**OBJECTIVE:** Return the number of lines that contain the word "stable", and return nothing else.

**DATA EXTRACT:**
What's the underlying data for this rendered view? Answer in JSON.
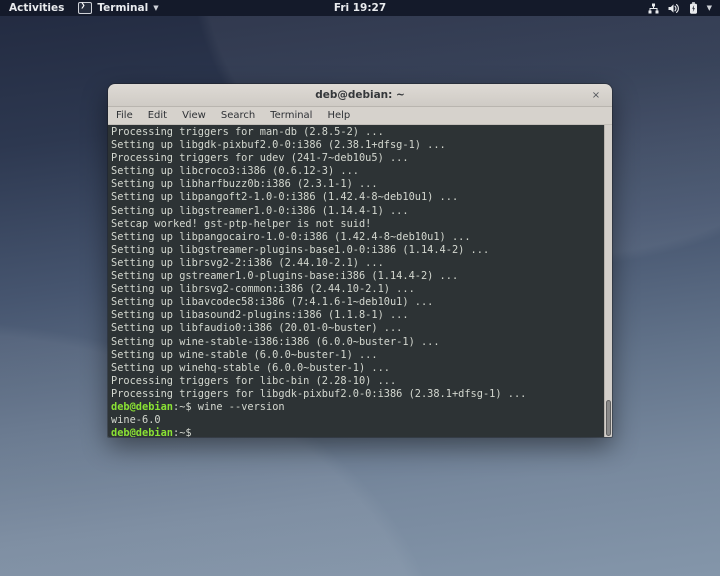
{
  "colors": {
    "topbar_bg": "#141a2a",
    "terminal_bg": "#2d3335",
    "terminal_fg": "#d3d7cf",
    "prompt_green": "#8ae234",
    "titlebar_bg": "#d7d3ce",
    "desktop_top": "#222a40",
    "desktop_bottom": "#8496aa"
  },
  "topbar": {
    "activities": "Activities",
    "app_name": "Terminal",
    "app_caret": "▼",
    "clock": "Fri 19:27",
    "status_icons": [
      "network-wired-icon",
      "volume-icon",
      "battery-icon",
      "chevron-down-icon"
    ]
  },
  "term_window": {
    "title": "deb@debian: ~",
    "close_label": "×",
    "menu": [
      "File",
      "Edit",
      "View",
      "Search",
      "Terminal",
      "Help"
    ]
  },
  "terminal": {
    "lines": [
      {
        "t": "out",
        "text": "Processing triggers for man-db (2.8.5-2) ..."
      },
      {
        "t": "out",
        "text": "Setting up libgdk-pixbuf2.0-0:i386 (2.38.1+dfsg-1) ..."
      },
      {
        "t": "out",
        "text": "Processing triggers for udev (241-7~deb10u5) ..."
      },
      {
        "t": "out",
        "text": "Setting up libcroco3:i386 (0.6.12-3) ..."
      },
      {
        "t": "out",
        "text": "Setting up libharfbuzz0b:i386 (2.3.1-1) ..."
      },
      {
        "t": "out",
        "text": "Setting up libpangoft2-1.0-0:i386 (1.42.4-8~deb10u1) ..."
      },
      {
        "t": "out",
        "text": "Setting up libgstreamer1.0-0:i386 (1.14.4-1) ..."
      },
      {
        "t": "out",
        "text": "Setcap worked! gst-ptp-helper is not suid!"
      },
      {
        "t": "out",
        "text": "Setting up libpangocairo-1.0-0:i386 (1.42.4-8~deb10u1) ..."
      },
      {
        "t": "out",
        "text": "Setting up libgstreamer-plugins-base1.0-0:i386 (1.14.4-2) ..."
      },
      {
        "t": "out",
        "text": "Setting up librsvg2-2:i386 (2.44.10-2.1) ..."
      },
      {
        "t": "out",
        "text": "Setting up gstreamer1.0-plugins-base:i386 (1.14.4-2) ..."
      },
      {
        "t": "out",
        "text": "Setting up librsvg2-common:i386 (2.44.10-2.1) ..."
      },
      {
        "t": "out",
        "text": "Setting up libavcodec58:i386 (7:4.1.6-1~deb10u1) ..."
      },
      {
        "t": "out",
        "text": "Setting up libasound2-plugins:i386 (1.1.8-1) ..."
      },
      {
        "t": "out",
        "text": "Setting up libfaudio0:i386 (20.01-0~buster) ..."
      },
      {
        "t": "out",
        "text": "Setting up wine-stable-i386:i386 (6.0.0~buster-1) ..."
      },
      {
        "t": "out",
        "text": "Setting up wine-stable (6.0.0~buster-1) ..."
      },
      {
        "t": "out",
        "text": "Setting up winehq-stable (6.0.0~buster-1) ..."
      },
      {
        "t": "out",
        "text": "Processing triggers for libc-bin (2.28-10) ..."
      },
      {
        "t": "out",
        "text": "Processing triggers for libgdk-pixbuf2.0-0:i386 (2.38.1+dfsg-1) ..."
      },
      {
        "t": "cmd",
        "user": "deb@debian",
        "path": ":~$",
        "cmd": " wine --version"
      },
      {
        "t": "out",
        "text": "wine-6.0"
      },
      {
        "t": "cmd",
        "user": "deb@debian",
        "path": ":~$",
        "cmd": ""
      }
    ]
  }
}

**FULL SOLUTION:** 3